What the task asks -
Each line with the string "lack" is to be copied from the records below.
**** Listed entries
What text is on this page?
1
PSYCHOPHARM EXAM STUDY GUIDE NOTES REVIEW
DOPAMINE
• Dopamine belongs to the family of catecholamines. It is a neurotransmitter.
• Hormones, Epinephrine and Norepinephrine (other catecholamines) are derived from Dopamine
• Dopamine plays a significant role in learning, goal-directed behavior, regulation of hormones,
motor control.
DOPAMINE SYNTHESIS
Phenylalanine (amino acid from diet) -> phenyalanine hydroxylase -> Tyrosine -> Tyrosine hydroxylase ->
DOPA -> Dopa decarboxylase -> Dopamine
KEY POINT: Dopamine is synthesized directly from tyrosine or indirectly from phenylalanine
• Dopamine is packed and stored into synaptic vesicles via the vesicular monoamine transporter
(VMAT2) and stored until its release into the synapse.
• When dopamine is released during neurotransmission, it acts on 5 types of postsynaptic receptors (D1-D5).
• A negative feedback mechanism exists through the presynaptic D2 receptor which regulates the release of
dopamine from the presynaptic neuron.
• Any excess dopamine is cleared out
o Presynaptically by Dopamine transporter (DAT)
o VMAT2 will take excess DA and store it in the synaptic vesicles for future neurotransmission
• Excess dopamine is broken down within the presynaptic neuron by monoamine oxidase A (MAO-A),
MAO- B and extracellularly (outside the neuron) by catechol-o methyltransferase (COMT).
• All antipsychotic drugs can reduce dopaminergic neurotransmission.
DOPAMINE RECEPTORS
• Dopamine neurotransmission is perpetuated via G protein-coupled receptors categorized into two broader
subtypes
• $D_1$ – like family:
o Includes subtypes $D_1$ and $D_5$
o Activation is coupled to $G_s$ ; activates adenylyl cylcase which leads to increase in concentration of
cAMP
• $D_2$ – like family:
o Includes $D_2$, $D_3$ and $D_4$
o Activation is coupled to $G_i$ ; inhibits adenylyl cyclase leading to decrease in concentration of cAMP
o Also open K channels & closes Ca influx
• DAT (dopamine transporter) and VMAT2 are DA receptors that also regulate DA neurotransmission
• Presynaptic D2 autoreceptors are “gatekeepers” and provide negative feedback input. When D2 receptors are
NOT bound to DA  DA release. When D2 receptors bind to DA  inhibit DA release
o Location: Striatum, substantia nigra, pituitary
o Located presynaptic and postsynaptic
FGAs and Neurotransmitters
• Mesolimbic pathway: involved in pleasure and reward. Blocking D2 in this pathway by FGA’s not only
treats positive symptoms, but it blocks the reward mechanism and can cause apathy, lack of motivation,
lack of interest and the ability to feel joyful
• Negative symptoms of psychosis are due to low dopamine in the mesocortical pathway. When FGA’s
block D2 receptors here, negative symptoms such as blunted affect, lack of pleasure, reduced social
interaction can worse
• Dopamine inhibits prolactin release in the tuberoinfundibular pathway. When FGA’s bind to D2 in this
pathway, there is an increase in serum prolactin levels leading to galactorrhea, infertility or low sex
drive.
********
Written solution -
treats positive symptoms, but it blocks the reward mechanism and can cause apathy, lack of motivation,
lack of interest and the ability to feel joyful
block D2 receptors here, negative symptoms such as blunted affect, lack of pleasure, reduced social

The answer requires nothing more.